* Begin *

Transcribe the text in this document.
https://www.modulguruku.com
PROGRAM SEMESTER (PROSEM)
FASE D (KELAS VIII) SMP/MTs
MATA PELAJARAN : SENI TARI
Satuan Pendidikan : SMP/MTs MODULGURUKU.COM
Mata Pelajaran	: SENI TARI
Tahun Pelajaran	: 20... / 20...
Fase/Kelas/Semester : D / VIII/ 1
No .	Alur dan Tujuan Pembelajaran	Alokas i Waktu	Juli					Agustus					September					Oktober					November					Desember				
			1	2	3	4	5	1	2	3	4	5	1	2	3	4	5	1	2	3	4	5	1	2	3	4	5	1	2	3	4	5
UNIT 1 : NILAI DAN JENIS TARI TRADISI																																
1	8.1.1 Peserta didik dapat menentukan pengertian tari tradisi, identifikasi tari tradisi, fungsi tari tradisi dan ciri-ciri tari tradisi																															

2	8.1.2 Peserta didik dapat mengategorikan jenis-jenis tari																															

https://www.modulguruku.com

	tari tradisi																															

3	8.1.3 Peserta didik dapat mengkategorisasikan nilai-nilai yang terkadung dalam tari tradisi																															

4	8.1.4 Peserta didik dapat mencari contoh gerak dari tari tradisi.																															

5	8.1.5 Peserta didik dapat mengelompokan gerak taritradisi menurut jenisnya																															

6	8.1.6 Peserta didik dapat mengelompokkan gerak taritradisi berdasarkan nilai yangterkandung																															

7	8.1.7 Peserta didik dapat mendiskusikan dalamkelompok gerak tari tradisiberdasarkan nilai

* End *

→ EXERCISE PROMPT: Show all lines in the entries above where the word "VIII" appears.

→ CORRECT OUTPUT:
FASE D (KELAS VIII) SMP/MTs
Fase/Kelas/Semester : D / VIII/ 1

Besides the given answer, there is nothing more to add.